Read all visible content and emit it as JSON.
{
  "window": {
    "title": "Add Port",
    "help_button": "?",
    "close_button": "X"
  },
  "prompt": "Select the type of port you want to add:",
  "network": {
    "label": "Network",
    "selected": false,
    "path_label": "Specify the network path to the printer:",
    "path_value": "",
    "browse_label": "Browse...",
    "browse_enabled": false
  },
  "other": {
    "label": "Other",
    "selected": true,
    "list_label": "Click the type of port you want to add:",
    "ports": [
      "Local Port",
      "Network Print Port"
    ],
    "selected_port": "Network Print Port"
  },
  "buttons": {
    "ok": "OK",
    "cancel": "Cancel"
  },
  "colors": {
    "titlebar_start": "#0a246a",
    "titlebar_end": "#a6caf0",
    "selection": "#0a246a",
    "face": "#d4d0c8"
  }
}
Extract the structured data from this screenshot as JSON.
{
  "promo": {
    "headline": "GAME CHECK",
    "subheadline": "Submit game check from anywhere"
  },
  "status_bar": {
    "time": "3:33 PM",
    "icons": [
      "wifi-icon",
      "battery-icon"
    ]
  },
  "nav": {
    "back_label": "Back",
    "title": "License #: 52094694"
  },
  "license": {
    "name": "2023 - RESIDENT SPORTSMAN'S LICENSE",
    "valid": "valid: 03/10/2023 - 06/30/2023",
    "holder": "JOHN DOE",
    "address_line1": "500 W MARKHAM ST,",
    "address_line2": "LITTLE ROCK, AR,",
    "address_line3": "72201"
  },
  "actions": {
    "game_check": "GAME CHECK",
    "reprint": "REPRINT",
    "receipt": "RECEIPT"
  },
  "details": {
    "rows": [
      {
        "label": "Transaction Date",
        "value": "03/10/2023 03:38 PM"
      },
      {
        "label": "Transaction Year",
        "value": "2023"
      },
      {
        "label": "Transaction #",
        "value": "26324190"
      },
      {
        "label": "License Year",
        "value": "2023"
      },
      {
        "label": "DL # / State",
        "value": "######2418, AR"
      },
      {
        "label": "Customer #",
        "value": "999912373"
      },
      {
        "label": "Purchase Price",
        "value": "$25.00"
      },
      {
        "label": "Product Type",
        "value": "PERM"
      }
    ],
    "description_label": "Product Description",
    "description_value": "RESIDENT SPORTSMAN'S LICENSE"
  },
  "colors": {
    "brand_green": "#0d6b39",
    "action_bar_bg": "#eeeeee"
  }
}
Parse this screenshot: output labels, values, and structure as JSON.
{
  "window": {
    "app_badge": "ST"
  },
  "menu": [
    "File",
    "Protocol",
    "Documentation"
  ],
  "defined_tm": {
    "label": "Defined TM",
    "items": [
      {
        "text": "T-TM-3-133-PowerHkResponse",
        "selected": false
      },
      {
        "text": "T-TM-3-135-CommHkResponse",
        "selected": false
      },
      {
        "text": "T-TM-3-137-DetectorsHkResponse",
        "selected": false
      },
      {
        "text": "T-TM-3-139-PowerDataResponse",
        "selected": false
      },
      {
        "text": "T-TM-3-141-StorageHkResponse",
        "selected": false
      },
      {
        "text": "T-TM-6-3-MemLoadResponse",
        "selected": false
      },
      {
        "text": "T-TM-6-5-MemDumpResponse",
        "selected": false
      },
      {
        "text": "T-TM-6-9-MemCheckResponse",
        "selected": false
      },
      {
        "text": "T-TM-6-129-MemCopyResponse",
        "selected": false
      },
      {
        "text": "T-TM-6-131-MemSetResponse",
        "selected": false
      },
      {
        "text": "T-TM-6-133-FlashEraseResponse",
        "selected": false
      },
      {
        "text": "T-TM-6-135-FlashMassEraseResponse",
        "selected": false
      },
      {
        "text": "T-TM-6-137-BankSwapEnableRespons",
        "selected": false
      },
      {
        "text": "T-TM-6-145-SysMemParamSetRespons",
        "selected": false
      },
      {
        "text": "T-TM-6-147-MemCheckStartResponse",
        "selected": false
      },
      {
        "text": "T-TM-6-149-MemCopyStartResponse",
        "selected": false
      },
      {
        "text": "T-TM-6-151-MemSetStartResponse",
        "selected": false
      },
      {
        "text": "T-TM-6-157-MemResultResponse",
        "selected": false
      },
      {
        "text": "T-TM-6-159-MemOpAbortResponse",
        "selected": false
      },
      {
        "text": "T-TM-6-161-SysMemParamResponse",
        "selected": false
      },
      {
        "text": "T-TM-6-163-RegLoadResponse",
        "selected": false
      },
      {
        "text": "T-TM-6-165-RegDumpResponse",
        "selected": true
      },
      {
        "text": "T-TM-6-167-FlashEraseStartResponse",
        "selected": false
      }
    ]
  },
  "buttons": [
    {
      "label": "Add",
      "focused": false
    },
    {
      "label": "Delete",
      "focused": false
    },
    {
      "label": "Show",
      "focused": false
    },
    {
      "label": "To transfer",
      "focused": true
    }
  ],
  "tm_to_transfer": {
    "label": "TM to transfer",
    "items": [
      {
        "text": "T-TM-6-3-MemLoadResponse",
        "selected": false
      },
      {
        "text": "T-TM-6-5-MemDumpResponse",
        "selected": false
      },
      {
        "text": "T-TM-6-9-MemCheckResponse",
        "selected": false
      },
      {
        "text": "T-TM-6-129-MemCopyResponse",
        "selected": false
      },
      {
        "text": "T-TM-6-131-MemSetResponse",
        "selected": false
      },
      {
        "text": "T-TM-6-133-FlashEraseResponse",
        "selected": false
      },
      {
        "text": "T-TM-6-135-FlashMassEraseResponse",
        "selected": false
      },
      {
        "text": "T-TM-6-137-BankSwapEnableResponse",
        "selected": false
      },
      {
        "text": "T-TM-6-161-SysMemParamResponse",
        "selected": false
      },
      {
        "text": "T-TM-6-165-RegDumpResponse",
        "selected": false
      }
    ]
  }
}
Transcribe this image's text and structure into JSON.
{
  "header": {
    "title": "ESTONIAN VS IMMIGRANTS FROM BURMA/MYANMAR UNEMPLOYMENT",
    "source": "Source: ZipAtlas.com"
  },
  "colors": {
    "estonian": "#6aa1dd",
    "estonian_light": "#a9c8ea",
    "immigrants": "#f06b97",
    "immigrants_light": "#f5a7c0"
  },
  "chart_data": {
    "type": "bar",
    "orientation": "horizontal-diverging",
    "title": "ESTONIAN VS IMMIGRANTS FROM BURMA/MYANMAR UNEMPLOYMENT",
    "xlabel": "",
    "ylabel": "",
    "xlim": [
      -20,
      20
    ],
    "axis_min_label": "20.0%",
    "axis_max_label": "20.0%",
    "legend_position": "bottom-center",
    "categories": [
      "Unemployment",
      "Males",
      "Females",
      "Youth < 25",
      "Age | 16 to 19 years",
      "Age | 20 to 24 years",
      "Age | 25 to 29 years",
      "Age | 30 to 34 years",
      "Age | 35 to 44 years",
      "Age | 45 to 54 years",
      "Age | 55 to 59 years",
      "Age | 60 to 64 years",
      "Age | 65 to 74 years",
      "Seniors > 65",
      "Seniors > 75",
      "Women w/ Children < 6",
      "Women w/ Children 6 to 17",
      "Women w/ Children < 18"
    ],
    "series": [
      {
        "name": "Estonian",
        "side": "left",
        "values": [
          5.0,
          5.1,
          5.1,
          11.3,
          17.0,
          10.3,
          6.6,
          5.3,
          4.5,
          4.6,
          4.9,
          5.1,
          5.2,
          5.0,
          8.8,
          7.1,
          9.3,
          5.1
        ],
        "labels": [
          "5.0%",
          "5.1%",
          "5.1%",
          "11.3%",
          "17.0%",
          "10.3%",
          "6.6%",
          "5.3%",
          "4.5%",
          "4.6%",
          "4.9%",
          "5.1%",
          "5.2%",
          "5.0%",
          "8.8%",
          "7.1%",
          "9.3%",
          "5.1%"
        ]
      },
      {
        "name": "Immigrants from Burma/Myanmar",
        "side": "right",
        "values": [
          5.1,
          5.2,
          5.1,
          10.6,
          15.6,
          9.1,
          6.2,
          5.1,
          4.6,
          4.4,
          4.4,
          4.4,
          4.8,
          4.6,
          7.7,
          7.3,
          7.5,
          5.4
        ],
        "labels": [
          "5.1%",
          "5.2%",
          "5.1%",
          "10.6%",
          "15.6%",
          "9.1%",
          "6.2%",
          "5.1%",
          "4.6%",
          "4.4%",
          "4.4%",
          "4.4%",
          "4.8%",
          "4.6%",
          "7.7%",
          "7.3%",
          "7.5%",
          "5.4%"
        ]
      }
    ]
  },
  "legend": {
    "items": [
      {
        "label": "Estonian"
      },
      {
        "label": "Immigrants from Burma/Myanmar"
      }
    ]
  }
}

▬▬▬▬▬▬

#### [Task goal]
Search the lines for "screenshot". Copy each line that has it.

#### [Output]
Extract the structured data from this screenshot as JSON.
Parse this screenshot: output labels, values, and structure as JSON.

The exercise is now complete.